* Data shown:

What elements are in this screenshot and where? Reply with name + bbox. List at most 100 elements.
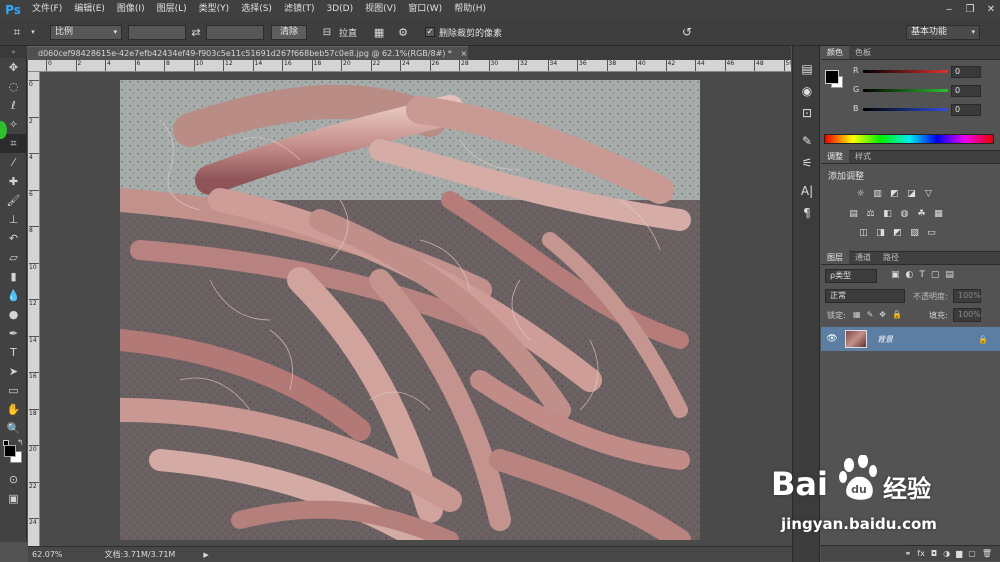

---

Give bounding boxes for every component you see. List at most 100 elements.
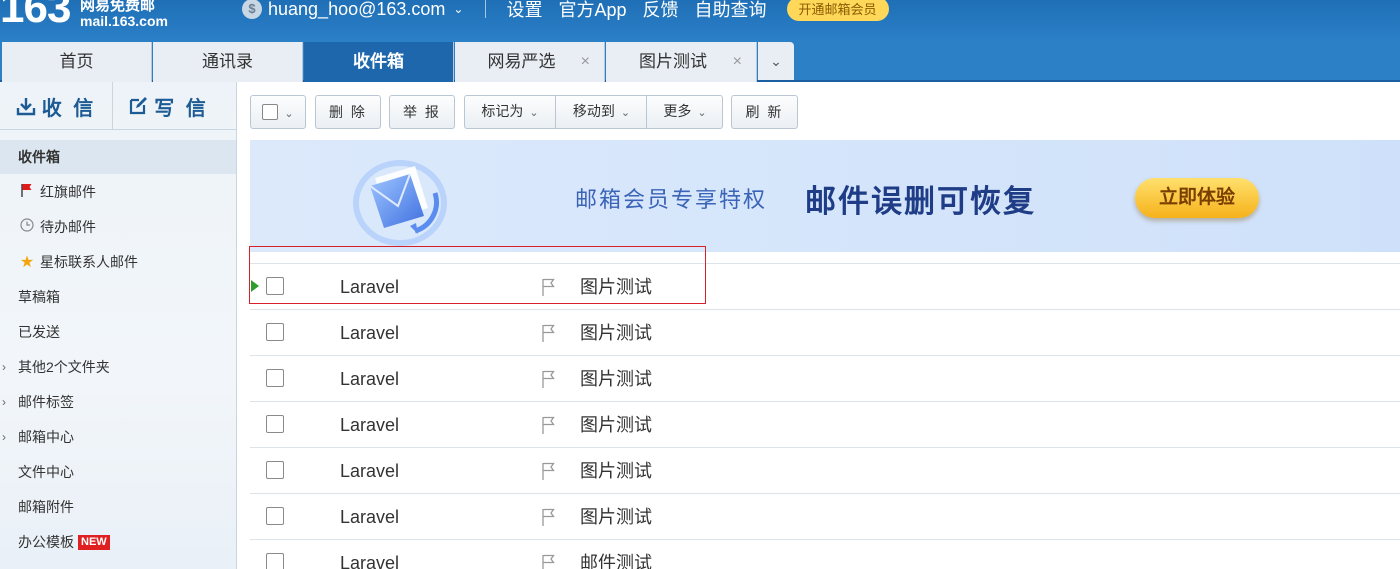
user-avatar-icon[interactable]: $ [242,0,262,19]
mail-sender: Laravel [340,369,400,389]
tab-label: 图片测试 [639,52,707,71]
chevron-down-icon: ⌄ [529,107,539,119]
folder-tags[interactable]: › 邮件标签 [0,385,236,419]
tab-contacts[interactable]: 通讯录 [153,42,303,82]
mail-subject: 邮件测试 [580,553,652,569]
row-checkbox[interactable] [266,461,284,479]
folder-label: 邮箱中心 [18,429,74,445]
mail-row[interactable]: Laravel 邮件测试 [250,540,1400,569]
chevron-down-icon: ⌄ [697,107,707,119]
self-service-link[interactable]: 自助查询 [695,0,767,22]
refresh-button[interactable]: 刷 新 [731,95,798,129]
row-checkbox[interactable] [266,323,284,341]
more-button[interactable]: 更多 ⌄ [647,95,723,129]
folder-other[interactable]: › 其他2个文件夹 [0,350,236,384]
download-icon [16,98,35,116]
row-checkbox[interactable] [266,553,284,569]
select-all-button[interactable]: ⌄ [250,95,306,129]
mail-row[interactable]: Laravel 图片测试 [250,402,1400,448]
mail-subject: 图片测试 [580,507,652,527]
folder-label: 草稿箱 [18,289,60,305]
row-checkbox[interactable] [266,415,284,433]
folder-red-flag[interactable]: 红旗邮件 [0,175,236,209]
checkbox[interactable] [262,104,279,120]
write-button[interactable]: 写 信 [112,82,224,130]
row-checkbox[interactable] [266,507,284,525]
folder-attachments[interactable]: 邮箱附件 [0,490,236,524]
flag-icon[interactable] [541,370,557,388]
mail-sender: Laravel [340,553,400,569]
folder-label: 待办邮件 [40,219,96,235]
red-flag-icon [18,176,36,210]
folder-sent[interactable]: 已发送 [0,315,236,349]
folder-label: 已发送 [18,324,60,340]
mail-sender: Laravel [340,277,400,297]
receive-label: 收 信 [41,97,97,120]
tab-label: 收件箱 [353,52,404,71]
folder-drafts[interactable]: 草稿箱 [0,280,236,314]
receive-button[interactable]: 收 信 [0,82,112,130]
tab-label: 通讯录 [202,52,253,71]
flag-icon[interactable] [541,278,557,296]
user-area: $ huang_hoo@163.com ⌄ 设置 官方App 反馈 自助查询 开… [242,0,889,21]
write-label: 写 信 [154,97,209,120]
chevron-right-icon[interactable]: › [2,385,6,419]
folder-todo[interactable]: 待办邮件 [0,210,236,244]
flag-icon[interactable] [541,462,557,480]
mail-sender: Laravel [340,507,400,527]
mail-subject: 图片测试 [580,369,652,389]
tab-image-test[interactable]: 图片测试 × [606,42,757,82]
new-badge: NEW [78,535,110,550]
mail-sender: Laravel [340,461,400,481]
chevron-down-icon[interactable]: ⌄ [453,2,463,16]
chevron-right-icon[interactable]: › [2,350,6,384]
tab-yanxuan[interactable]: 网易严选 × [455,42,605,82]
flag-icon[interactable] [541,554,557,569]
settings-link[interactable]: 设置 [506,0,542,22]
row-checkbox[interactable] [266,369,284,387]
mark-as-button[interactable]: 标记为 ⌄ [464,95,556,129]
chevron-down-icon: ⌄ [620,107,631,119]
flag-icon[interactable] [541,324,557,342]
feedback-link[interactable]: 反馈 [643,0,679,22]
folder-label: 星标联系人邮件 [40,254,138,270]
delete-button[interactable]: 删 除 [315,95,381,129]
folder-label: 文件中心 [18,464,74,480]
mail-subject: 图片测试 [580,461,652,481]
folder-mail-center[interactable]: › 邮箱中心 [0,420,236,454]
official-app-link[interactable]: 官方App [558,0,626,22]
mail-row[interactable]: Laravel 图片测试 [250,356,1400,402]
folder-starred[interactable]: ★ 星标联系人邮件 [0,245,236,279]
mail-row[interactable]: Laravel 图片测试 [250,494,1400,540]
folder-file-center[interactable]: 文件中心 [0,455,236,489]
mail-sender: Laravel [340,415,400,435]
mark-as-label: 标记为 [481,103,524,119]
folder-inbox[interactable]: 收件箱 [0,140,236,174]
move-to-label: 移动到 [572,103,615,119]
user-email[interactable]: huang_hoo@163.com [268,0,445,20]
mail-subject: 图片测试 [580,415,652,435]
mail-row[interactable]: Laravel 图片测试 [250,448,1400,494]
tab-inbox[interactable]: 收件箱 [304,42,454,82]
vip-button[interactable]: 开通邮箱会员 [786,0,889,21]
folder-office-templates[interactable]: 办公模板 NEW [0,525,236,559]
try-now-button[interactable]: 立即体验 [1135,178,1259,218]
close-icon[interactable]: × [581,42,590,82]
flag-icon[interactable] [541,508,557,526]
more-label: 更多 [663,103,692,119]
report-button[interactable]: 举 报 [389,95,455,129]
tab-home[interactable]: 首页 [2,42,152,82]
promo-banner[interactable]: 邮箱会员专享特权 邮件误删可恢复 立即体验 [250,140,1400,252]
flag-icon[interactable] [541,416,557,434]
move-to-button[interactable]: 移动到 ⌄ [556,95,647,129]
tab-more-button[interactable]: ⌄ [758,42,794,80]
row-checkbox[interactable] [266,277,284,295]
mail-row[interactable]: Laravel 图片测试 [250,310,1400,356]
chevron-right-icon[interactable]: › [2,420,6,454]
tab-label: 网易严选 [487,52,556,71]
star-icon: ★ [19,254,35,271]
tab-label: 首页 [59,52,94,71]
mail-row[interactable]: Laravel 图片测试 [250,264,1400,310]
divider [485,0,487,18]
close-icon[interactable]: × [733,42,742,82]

* Your goal:
Can you copy the listing verbatim, starting at the line that has "Give bounding boxes" and stopping after the line that has "mail-sender: Laravel [340,507,400,527]"? Leave the pictures out.

* Solution for this problem:
Give bounding boxes for every component you see. List at most 100 elements.
user-avatar-icon[interactable]: $ [242,0,262,19]
mail-sender: Laravel [340,369,400,389]
tab-label: 图片测试 [639,52,707,71]
chevron-down-icon: ⌄ [529,107,539,119]
folder-tags[interactable]: › 邮件标签 [0,385,236,419]
tab-contacts[interactable]: 通讯录 [153,42,303,82]
mail-subject: 邮件测试 [580,553,652,569]
row-checkbox[interactable] [266,461,284,479]
folder-label: 邮箱中心 [18,429,74,445]
mail-row[interactable]: Laravel 邮件测试 [250,540,1400,569]
chevron-down-icon: ⌄ [697,107,707,119]
self-service-link[interactable]: 自助查询 [695,0,767,22]
refresh-button[interactable]: 刷 新 [731,95,798,129]
row-checkbox[interactable] [266,323,284,341]
more-button[interactable]: 更多 ⌄ [647,95,723,129]
folder-other[interactable]: › 其他2个文件夹 [0,350,236,384]
download-icon [16,98,35,116]
row-checkbox[interactable] [266,553,284,569]
select-all-button[interactable]: ⌄ [250,95,306,129]
mail-row[interactable]: Laravel 图片测试 [250,402,1400,448]
mail-subject: 图片测试 [580,507,652,527]
folder-label: 草稿箱 [18,289,60,305]
row-checkbox[interactable] [266,415,284,433]
folder-red-flag[interactable]: 红旗邮件 [0,175,236,209]
checkbox[interactable] [262,104,279,120]
write-button[interactable]: 写 信 [112,82,224,130]
row-checkbox[interactable] [266,507,284,525]
folder-attachments[interactable]: 邮箱附件 [0,490,236,524]
flag-icon[interactable] [541,370,557,388]
mail-sender: Laravel [340,553,400,569]
folder-label: 待办邮件 [40,219,96,235]
red-flag-icon [18,176,36,210]
folder-sent[interactable]: 已发送 [0,315,236,349]
folder-label: 已发送 [18,324,60,340]
mail-sender: Laravel [340,277,400,297]
receive-label: 收 信 [41,97,97,120]
tab-label: 收件箱 [353,52,404,71]
folder-drafts[interactable]: 草稿箱 [0,280,236,314]
receive-button[interactable]: 收 信 [0,82,112,130]
tab-label: 通讯录 [202,52,253,71]
flag-icon[interactable] [541,278,557,296]
user-area: $ huang_hoo@163.com ⌄ 设置 官方App 反馈 自助查询 开… [242,0,889,21]
write-label: 写 信 [154,97,209,120]
chevron-right-icon[interactable]: › [2,385,6,419]
folder-todo[interactable]: 待办邮件 [0,210,236,244]
flag-icon[interactable] [541,462,557,480]
mail-sender: Laravel [340,507,400,527]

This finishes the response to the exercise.